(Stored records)

☆ ☆ ☆ ☆ ☆ ☆ ☆

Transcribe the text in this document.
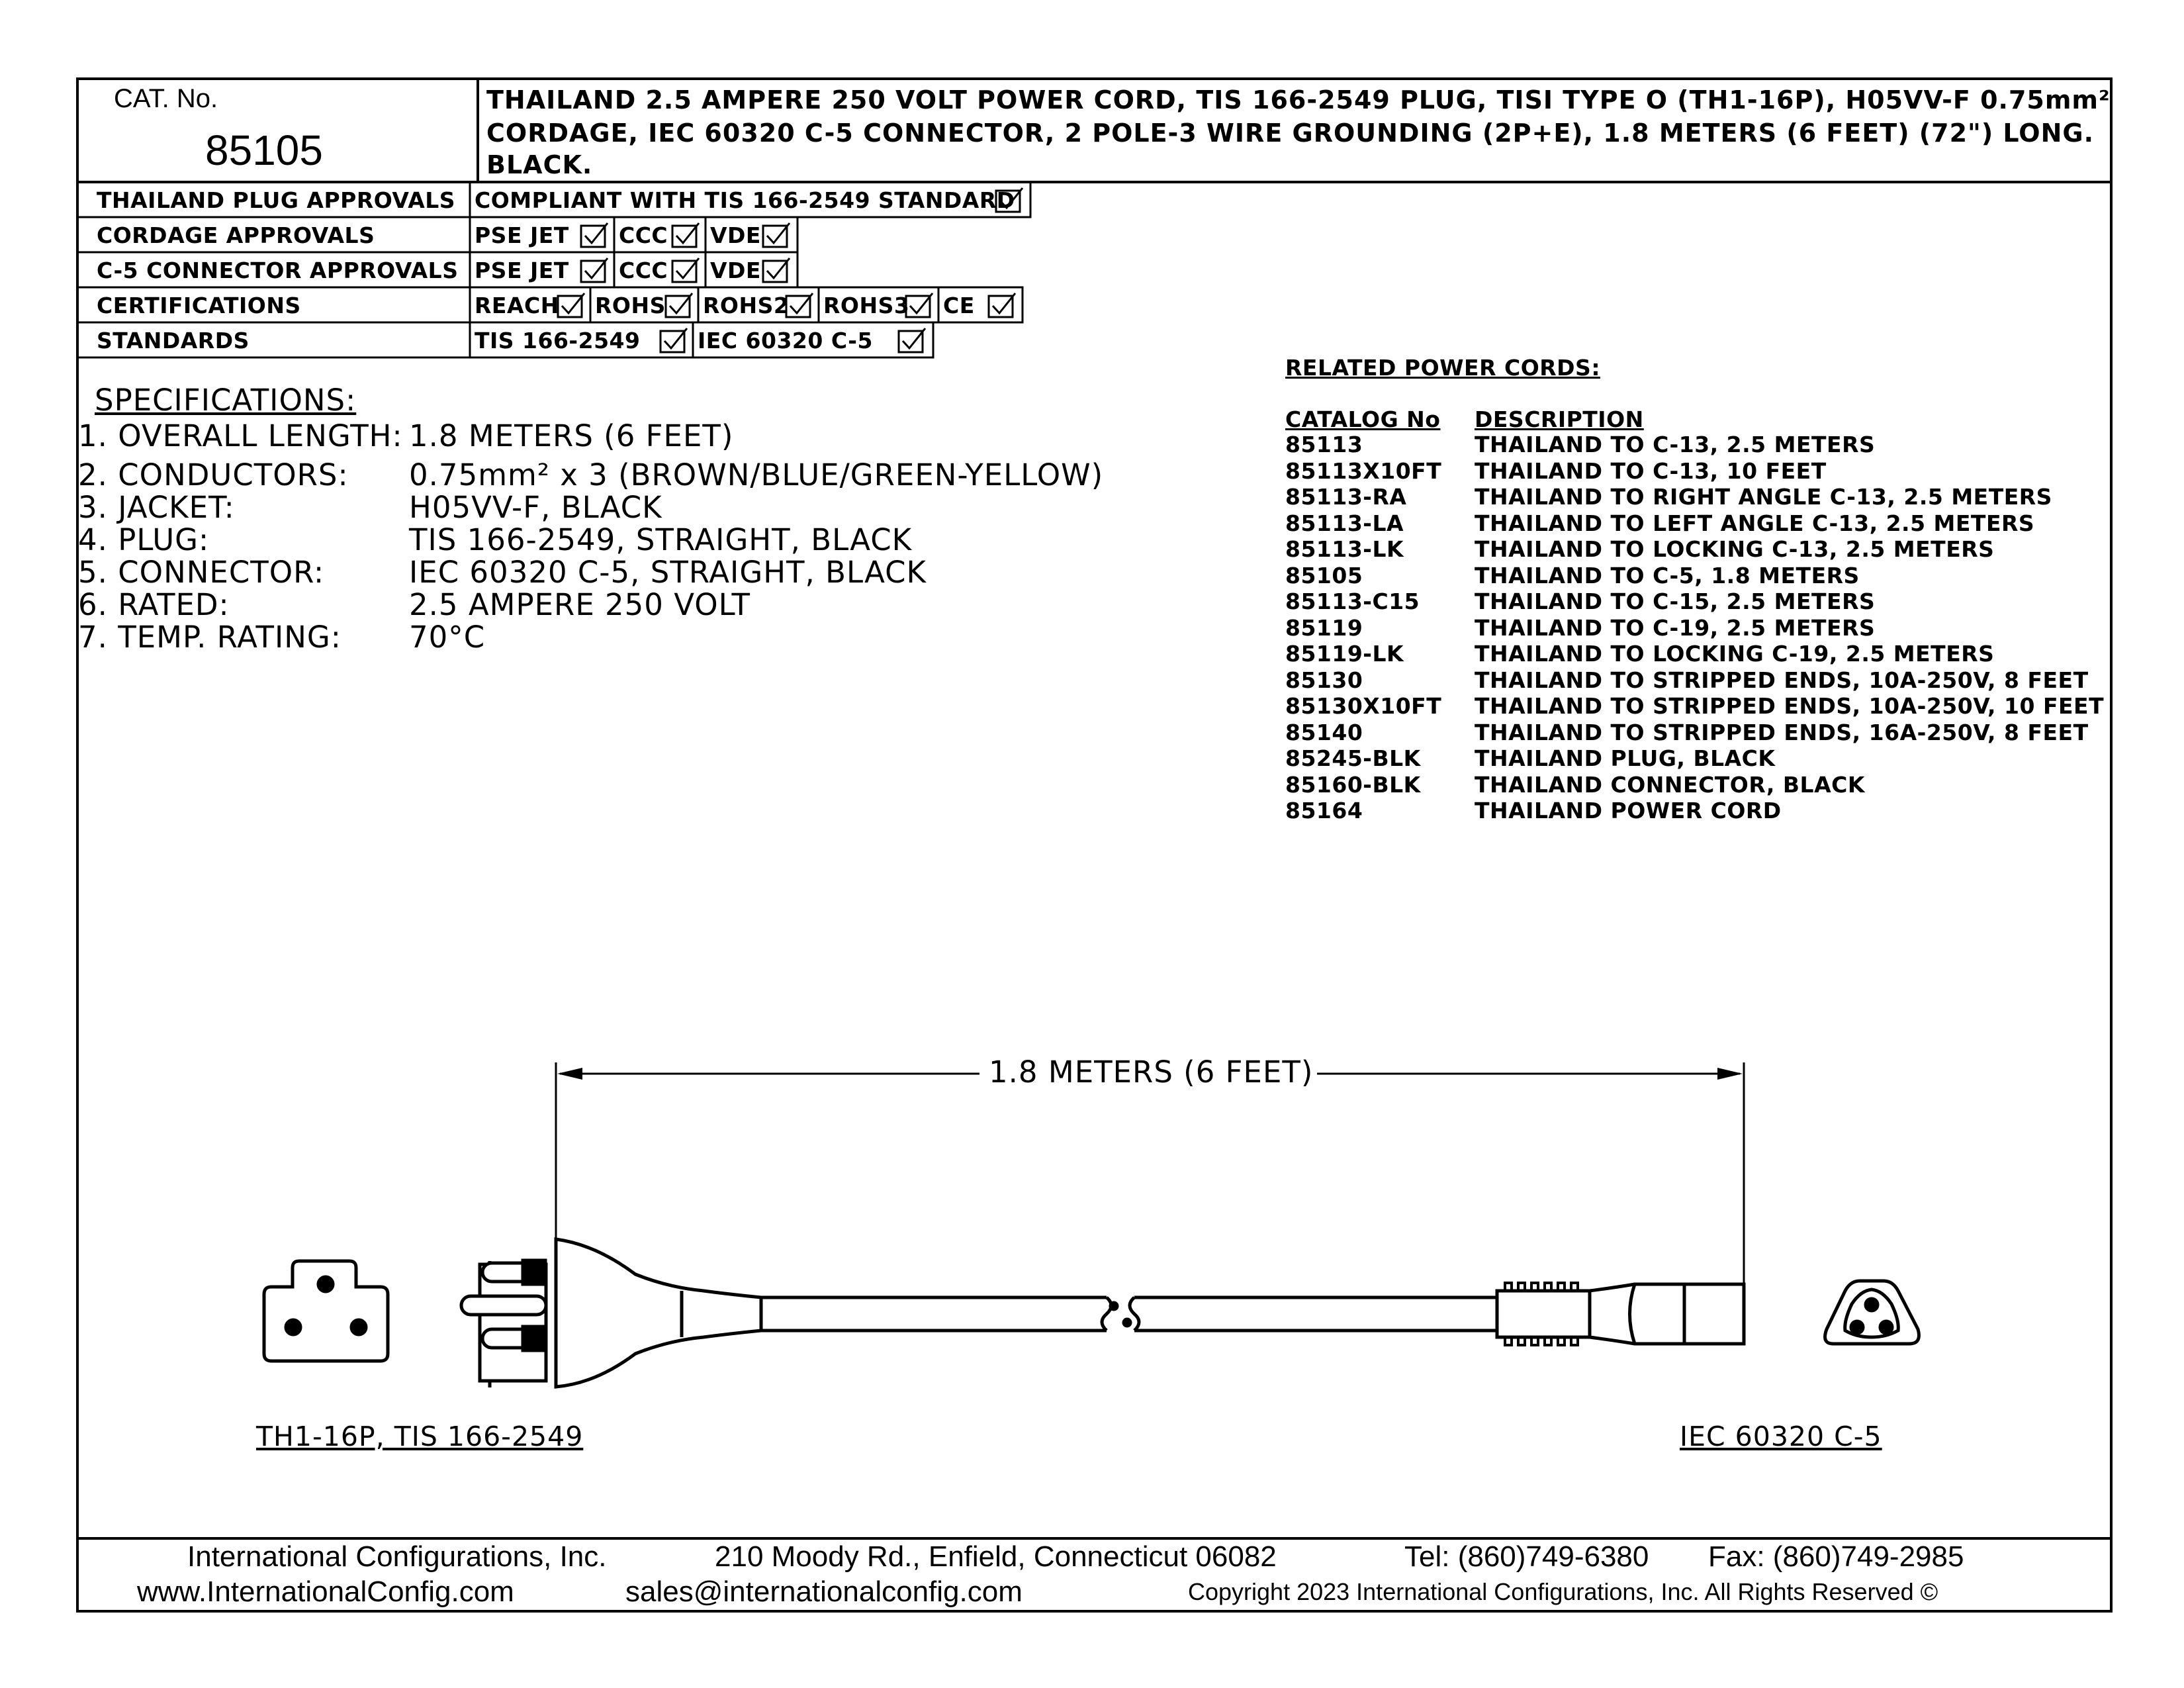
CAT. No.
85105
THAILAND 2.5 AMPERE 250 VOLT POWER CORD, TIS 166-2549 PLUG, TISI TYPE O (TH1-16P), H05VV-F 0.75mm²
CORDAGE, IEC 60320 C-5 CONNECTOR, 2 POLE-3 WIRE GROUNDING (2P+E), 1.8 METERS (6 FEET) (72") LONG.
BLACK.
THAILAND PLUG APPROVALS COMPLIANT WITH TIS 166-2549 STANDARD
CORDAGE APPROVALS	PSE JET CCC VDE
C-5 CONNECTOR APPROVALS PSE JET CCC VDE
CERTIFICATIONS	REACH ROHS ROHS2 ROHS3 CE
STANDARDS	TIS 166-2549	IEC 60320 C-5
SPECIFICATIONS:
1. OVERALL LENGTH: 1.8 METERS (6 FEET)
2. CONDUCTORS: 0.75mm² x 3 (BROWN/BLUE/GREEN-YELLOW)
3. JACKET:	H05VV-F, BLACK
4. PLUG:	TIS 166-2549, STRAIGHT, BLACK
5. CONNECTOR:	IEC 60320 C-5, STRAIGHT, BLACK
6. RATED:	2.5 AMPERE 250 VOLT
7. TEMP. RATING: 70°C
RELATED POWER CORDS:
CATALOG No DESCRIPTION
85113	THAILAND TO C-13, 2.5 METERS
85113X10FT THAILAND TO C-13, 10 FEET
85113-RA	THAILAND TO RIGHT ANGLE C-13, 2.5 METERS
85113-LA	THAILAND TO LEFT ANGLE C-13, 2.5 METERS
85113-LK	THAILAND TO LOCKING C-13, 2.5 METERS
85105	THAILAND TO C-5, 1.8 METERS
85113-C15	THAILAND TO C-15, 2.5 METERS
85119	THAILAND TO C-19, 2.5 METERS
85119-LK	THAILAND TO LOCKING C-19, 2.5 METERS
85130	THAILAND TO STRIPPED ENDS, 10A-250V, 8 FEET
85130X10FT THAILAND TO STRIPPED ENDS, 10A-250V, 10 FEET
85140	THAILAND TO STRIPPED ENDS, 16A-250V, 8 FEET
85245-BLK THAILAND PLUG, BLACK
85160-BLK THAILAND CONNECTOR, BLACK
85164	THAILAND POWER CORD
1.8 METERS (6 FEET)
TH1-16P, TIS 166-2549	IEC 60320 C-5
International Configurations, Inc.	210 Moody Rd., Enfield, Connecticut 06082	Tel: (860)749-6380 Fax: (860)749-2985
www.InternationalConfig.com	sales@internationalconfig.com	Copyright 2023 International Configurations, Inc. All Rights Reserved ©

☆ ☆ ☆ ☆ ☆ ☆ ☆

_WHAT THE TASK ASKS_. Single out each line of the records above with the string "METERS" in it, and copy it.

_RESULT OF THE EXERCISE_.
CORDAGE, IEC 60320 C-5 CONNECTOR, 2 POLE-3 WIRE GROUNDING (2P+E), 1.8 METERS (6 FEET) (72") LONG.
1. OVERALL LENGTH: 1.8 METERS (6 FEET)
85113	THAILAND TO C-13, 2.5 METERS
85113-RA	THAILAND TO RIGHT ANGLE C-13, 2.5 METERS
85113-LA	THAILAND TO LEFT ANGLE C-13, 2.5 METERS
85113-LK	THAILAND TO LOCKING C-13, 2.5 METERS
85105	THAILAND TO C-5, 1.8 METERS
85113-C15	THAILAND TO C-15, 2.5 METERS
85119	THAILAND TO C-19, 2.5 METERS
85119-LK	THAILAND TO LOCKING C-19, 2.5 METERS
1.8 METERS (6 FEET)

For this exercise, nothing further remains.